- _Job_: State how many lines in the listing below include the word "that", and add nothing besides the number.

- _Excerpted records_:
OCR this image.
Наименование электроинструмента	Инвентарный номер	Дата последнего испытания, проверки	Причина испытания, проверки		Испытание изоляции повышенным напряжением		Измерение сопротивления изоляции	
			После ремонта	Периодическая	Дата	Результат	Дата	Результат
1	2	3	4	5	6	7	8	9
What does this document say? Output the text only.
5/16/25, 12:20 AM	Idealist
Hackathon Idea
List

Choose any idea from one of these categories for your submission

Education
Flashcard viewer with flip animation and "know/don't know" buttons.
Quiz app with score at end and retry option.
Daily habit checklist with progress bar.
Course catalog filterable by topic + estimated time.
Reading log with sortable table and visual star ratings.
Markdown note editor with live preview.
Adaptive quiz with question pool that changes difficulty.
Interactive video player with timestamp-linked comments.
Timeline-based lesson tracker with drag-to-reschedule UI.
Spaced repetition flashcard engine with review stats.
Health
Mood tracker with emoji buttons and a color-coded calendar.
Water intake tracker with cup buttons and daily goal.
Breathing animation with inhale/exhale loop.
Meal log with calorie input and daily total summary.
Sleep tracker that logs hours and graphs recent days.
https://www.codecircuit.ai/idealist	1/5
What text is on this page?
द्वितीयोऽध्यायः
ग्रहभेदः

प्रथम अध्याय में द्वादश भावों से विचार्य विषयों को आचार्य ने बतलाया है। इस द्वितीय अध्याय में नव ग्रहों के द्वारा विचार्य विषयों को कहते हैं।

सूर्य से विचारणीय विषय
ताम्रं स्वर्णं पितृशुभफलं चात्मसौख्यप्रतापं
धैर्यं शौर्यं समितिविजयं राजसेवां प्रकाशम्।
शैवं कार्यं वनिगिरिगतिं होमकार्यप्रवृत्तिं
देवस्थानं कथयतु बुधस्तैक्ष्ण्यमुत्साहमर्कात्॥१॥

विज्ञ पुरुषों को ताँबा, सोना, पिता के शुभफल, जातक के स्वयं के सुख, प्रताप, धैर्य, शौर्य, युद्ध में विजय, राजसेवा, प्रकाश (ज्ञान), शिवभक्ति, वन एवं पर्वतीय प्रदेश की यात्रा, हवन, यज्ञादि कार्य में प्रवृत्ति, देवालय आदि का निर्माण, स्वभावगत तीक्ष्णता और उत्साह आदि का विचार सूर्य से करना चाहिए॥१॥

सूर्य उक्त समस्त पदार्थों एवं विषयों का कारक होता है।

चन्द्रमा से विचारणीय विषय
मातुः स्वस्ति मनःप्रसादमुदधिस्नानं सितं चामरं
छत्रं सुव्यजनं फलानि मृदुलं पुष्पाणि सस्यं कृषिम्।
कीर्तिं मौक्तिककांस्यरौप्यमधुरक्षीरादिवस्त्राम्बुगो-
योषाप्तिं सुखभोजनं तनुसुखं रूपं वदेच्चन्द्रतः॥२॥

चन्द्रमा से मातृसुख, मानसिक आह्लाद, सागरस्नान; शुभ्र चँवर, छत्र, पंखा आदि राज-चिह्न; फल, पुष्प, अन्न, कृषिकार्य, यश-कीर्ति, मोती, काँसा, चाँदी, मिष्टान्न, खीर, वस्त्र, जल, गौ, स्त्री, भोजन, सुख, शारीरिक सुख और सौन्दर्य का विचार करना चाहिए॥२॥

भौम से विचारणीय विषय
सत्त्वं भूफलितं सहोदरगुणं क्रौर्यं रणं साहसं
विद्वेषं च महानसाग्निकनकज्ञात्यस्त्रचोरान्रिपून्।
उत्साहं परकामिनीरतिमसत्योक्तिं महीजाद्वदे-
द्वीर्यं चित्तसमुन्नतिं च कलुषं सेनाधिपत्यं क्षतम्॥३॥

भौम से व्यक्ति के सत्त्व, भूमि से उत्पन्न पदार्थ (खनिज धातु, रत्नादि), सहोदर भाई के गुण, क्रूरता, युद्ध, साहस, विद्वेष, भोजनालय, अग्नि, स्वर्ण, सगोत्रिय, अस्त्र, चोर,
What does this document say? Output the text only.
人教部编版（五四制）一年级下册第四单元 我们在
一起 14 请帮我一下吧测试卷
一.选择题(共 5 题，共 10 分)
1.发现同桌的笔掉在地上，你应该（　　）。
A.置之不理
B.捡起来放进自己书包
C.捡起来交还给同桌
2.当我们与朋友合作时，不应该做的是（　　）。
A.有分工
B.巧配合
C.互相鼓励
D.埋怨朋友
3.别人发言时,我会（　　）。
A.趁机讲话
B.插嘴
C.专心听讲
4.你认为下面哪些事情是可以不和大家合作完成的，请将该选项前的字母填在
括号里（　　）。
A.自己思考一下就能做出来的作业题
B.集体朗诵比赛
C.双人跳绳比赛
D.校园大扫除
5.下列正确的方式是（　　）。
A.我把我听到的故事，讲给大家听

- _Response_: 2